REQUEST :: Without the images, write out the whole listing exactly.

DATASET EXTRACT ::
________________________________________
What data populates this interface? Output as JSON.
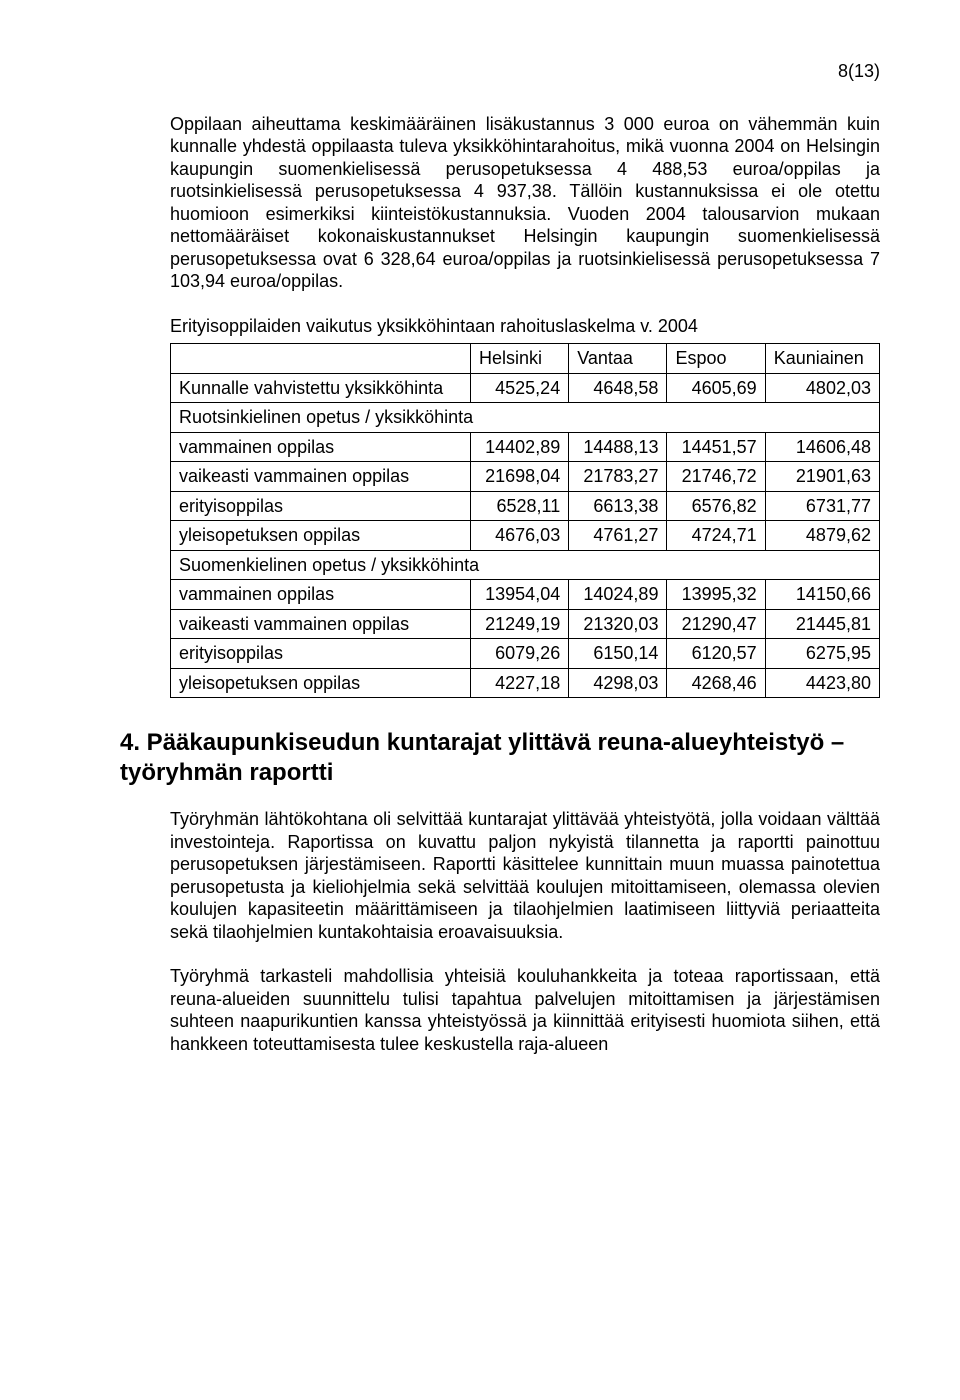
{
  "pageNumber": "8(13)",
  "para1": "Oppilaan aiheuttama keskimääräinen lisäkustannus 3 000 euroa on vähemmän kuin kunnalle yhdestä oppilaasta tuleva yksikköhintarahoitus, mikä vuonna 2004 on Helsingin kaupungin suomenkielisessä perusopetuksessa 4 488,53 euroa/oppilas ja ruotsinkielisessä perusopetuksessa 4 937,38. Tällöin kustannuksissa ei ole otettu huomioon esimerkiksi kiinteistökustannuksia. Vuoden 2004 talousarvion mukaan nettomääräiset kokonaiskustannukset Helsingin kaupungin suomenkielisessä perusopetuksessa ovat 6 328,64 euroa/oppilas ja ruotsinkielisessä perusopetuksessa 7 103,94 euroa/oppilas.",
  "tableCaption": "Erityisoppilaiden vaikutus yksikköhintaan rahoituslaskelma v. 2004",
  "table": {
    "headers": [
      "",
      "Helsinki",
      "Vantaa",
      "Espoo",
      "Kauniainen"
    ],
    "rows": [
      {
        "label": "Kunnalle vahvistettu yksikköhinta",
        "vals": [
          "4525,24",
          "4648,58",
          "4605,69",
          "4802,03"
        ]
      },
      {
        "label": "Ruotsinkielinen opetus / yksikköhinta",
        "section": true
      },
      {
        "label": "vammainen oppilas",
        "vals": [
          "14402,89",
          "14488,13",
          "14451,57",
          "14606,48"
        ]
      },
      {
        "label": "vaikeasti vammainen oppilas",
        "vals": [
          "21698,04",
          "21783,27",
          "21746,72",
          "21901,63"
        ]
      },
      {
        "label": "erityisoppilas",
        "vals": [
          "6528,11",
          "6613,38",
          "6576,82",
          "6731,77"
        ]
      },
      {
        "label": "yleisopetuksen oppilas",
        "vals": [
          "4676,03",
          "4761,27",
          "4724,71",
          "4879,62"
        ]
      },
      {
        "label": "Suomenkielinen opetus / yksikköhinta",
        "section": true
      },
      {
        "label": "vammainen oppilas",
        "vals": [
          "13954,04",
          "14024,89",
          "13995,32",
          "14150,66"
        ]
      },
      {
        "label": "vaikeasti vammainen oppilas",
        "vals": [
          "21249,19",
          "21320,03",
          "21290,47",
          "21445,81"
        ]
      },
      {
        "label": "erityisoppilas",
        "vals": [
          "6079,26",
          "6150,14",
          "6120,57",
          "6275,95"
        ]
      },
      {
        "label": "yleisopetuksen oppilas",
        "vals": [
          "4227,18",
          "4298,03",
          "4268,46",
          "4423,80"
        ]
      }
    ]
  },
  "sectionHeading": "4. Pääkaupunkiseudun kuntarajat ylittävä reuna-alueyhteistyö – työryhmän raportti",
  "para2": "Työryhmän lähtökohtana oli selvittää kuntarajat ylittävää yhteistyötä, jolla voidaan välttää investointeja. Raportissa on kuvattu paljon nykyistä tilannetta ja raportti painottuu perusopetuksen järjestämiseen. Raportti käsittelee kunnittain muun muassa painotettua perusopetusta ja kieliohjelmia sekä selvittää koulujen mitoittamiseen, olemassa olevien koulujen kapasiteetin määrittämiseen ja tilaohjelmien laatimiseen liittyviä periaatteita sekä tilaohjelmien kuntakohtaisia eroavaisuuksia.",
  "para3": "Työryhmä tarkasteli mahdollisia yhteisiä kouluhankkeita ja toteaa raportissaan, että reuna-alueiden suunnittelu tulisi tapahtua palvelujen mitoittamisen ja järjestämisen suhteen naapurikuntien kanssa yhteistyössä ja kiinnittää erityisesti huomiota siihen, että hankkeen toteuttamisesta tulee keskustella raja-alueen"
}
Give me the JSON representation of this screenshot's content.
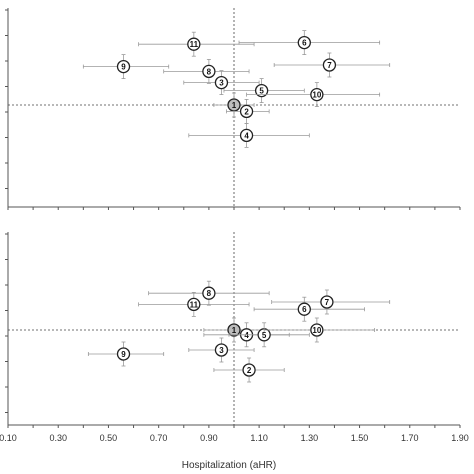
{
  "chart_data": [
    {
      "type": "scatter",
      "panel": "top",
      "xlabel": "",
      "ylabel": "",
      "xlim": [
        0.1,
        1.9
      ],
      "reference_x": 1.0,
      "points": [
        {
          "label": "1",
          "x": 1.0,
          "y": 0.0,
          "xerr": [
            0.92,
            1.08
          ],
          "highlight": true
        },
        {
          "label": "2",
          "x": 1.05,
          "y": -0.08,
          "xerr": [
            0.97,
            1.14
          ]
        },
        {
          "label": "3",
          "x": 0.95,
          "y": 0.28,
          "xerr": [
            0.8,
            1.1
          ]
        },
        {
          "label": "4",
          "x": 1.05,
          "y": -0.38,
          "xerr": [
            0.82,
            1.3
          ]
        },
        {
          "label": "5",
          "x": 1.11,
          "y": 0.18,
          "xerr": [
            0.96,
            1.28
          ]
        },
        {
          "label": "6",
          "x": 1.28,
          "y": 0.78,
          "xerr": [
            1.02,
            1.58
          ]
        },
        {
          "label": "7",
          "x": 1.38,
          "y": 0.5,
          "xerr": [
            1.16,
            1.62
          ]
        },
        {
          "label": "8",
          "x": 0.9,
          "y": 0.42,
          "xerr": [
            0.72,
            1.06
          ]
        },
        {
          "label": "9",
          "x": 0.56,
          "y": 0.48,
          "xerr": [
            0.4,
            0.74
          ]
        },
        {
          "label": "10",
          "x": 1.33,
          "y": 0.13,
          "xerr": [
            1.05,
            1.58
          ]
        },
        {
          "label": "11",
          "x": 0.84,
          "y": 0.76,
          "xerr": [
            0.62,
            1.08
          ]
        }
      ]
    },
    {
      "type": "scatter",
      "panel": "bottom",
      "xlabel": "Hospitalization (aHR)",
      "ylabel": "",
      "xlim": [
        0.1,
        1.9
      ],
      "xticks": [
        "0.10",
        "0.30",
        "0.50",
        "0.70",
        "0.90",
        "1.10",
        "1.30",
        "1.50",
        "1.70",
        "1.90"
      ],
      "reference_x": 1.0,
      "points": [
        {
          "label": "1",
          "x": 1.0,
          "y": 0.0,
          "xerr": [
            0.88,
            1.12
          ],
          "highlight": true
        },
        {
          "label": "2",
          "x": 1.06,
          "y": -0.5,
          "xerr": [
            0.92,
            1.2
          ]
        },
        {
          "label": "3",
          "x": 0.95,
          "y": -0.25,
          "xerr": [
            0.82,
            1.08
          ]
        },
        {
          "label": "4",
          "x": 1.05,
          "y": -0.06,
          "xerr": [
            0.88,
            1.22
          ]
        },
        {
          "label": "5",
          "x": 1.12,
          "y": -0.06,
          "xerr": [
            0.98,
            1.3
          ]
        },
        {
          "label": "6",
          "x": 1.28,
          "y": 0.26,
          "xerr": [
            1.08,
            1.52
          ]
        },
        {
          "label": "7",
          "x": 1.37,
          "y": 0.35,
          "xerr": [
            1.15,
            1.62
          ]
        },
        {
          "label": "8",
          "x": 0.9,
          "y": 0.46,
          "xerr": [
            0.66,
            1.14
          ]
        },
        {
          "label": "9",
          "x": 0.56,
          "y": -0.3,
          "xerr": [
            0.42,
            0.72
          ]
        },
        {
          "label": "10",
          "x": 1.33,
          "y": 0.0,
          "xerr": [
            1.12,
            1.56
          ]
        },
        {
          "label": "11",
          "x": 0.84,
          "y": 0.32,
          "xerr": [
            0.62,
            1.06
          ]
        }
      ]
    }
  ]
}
________________________________________
SOLUTION ::
What data populates this interface? Output as JSON.
{
  "pageNumber": "8(13)",
  "para1": "Oppilaan aiheuttama keskimääräinen lisäkustannus 3 000 euroa on vähemmän kuin kunnalle yhdestä oppilaasta tuleva yksikköhintarahoitus, mikä vuonna 2004 on Helsingin kaupungin suomenkielisessä perusopetuksessa 4 488,53 euroa/oppilas ja ruotsinkielisessä perusopetuksessa 4 937,38. Tällöin kustannuksissa ei ole otettu huomioon esimerkiksi kiinteistökustannuksia. Vuoden 2004 talousarvion mukaan nettomääräiset kokonaiskustannukset Helsingin kaupungin suomenkielisessä perusopetuksessa ovat 6 328,64 euroa/oppilas ja ruotsinkielisessä perusopetuksessa 7 103,94 euroa/oppilas.",
  "tableCaption": "Erityisoppilaiden vaikutus yksikköhintaan rahoituslaskelma v. 2004",
  "table": {
    "headers": [
      "",
      "Helsinki",
      "Vantaa",
      "Espoo",
      "Kauniainen"
    ],
    "rows": [
      {
        "label": "Kunnalle vahvistettu yksikköhinta",
        "vals": [
          "4525,24",
          "4648,58",
          "4605,69",
          "4802,03"
        ]
      },
      {
        "label": "Ruotsinkielinen opetus / yksikköhinta",
        "section": true
      },
      {
        "label": "vammainen oppilas",
        "vals": [
          "14402,89",
          "14488,13",
          "14451,57",
          "14606,48"
        ]
      },
      {
        "label": "vaikeasti vammainen oppilas",
        "vals": [
          "21698,04",
          "21783,27",
          "21746,72",
          "21901,63"
        ]
      },
      {
        "label": "erityisoppilas",
        "vals": [
          "6528,11",
          "6613,38",
          "6576,82",
          "6731,77"
        ]
      },
      {
        "label": "yleisopetuksen oppilas",
        "vals": [
          "4676,03",
          "4761,27",
          "4724,71",
          "4879,62"
        ]
      },
      {
        "label": "Suomenkielinen opetus / yksikköhinta",
        "section": true
      },
      {
        "label": "vammainen oppilas",
        "vals": [
          "13954,04",
          "14024,89",
          "13995,32",
          "14150,66"
        ]
      },
      {
        "label": "vaikeasti vammainen oppilas",
        "vals": [
          "21249,19",
          "21320,03",
          "21290,47",
          "21445,81"
        ]
      },
      {
        "label": "erityisoppilas",
        "vals": [
          "6079,26",
          "6150,14",
          "6120,57",
          "6275,95"
        ]
      },
      {
        "label": "yleisopetuksen oppilas",
        "vals": [
          "4227,18",
          "4298,03",
          "4268,46",
          "4423,80"
        ]
      }
    ]
  },
  "sectionHeading": "4. Pääkaupunkiseudun kuntarajat ylittävä reuna-alueyhteistyö – työryhmän raportti",
  "para2": "Työryhmän lähtökohtana oli selvittää kuntarajat ylittävää yhteistyötä, jolla voidaan välttää investointeja. Raportissa on kuvattu paljon nykyistä tilannetta ja raportti painottuu perusopetuksen järjestämiseen. Raportti käsittelee kunnittain muun muassa painotettua perusopetusta ja kieliohjelmia sekä selvittää koulujen mitoittamiseen, olemassa olevien koulujen kapasiteetin määrittämiseen ja tilaohjelmien laatimiseen liittyviä periaatteita sekä tilaohjelmien kuntakohtaisia eroavaisuuksia.",
  "para3": "Työryhmä tarkasteli mahdollisia yhteisiä kouluhankkeita ja toteaa raportissaan, että reuna-alueiden suunnittelu tulisi tapahtua palvelujen mitoittamisen ja järjestämisen suhteen naapurikuntien kanssa yhteistyössä ja kiinnittää erityisesti huomiota siihen, että hankkeen toteuttamisesta tulee keskustella raja-alueen"
}
Give me the JSON representation of this screenshot's content.
{
  "chart_data": [
    {
      "type": "scatter",
      "panel": "top",
      "xlabel": "",
      "ylabel": "",
      "xlim": [
        0.1,
        1.9
      ],
      "reference_x": 1.0,
      "points": [
        {
          "label": "1",
          "x": 1.0,
          "y": 0.0,
          "xerr": [
            0.92,
            1.08
          ],
          "highlight": true
        },
        {
          "label": "2",
          "x": 1.05,
          "y": -0.08,
          "xerr": [
            0.97,
            1.14
          ]
        },
        {
          "label": "3",
          "x": 0.95,
          "y": 0.28,
          "xerr": [
            0.8,
            1.1
          ]
        },
        {
          "label": "4",
          "x": 1.05,
          "y": -0.38,
          "xerr": [
            0.82,
            1.3
          ]
        },
        {
          "label": "5",
          "x": 1.11,
          "y": 0.18,
          "xerr": [
            0.96,
            1.28
          ]
        },
        {
          "label": "6",
          "x": 1.28,
          "y": 0.78,
          "xerr": [
            1.02,
            1.58
          ]
        },
        {
          "label": "7",
          "x": 1.38,
          "y": 0.5,
          "xerr": [
            1.16,
            1.62
          ]
        },
        {
          "label": "8",
          "x": 0.9,
          "y": 0.42,
          "xerr": [
            0.72,
            1.06
          ]
        },
        {
          "label": "9",
          "x": 0.56,
          "y": 0.48,
          "xerr": [
            0.4,
            0.74
          ]
        },
        {
          "label": "10",
          "x": 1.33,
          "y": 0.13,
          "xerr": [
            1.05,
            1.58
          ]
        },
        {
          "label": "11",
          "x": 0.84,
          "y": 0.76,
          "xerr": [
            0.62,
            1.08
          ]
        }
      ]
    },
    {
      "type": "scatter",
      "panel": "bottom",
      "xlabel": "Hospitalization (aHR)",
      "ylabel": "",
      "xlim": [
        0.1,
        1.9
      ],
      "xticks": [
        "0.10",
        "0.30",
        "0.50",
        "0.70",
        "0.90",
        "1.10",
        "1.30",
        "1.50",
        "1.70",
        "1.90"
      ],
      "reference_x": 1.0,
      "points": [
        {
          "label": "1",
          "x": 1.0,
          "y": 0.0,
          "xerr": [
            0.88,
            1.12
          ],
          "highlight": true
        },
        {
          "label": "2",
          "x": 1.06,
          "y": -0.5,
          "xerr": [
            0.92,
            1.2
          ]
        },
        {
          "label": "3",
          "x": 0.95,
          "y": -0.25,
          "xerr": [
            0.82,
            1.08
          ]
        },
        {
          "label": "4",
          "x": 1.05,
          "y": -0.06,
          "xerr": [
            0.88,
            1.22
          ]
        },
        {
          "label": "5",
          "x": 1.12,
          "y": -0.06,
          "xerr": [
            0.98,
            1.3
          ]
        },
        {
          "label": "6",
          "x": 1.28,
          "y": 0.26,
          "xerr": [
            1.08,
            1.52
          ]
        },
        {
          "label": "7",
          "x": 1.37,
          "y": 0.35,
          "xerr": [
            1.15,
            1.62
          ]
        },
        {
          "label": "8",
          "x": 0.9,
          "y": 0.46,
          "xerr": [
            0.66,
            1.14
          ]
        },
        {
          "label": "9",
          "x": 0.56,
          "y": -0.3,
          "xerr": [
            0.42,
            0.72
          ]
        },
        {
          "label": "10",
          "x": 1.33,
          "y": 0.0,
          "xerr": [
            1.12,
            1.56
          ]
        },
        {
          "label": "11",
          "x": 0.84,
          "y": 0.32,
          "xerr": [
            0.62,
            1.06
          ]
        }
      ]
    }
  ]
}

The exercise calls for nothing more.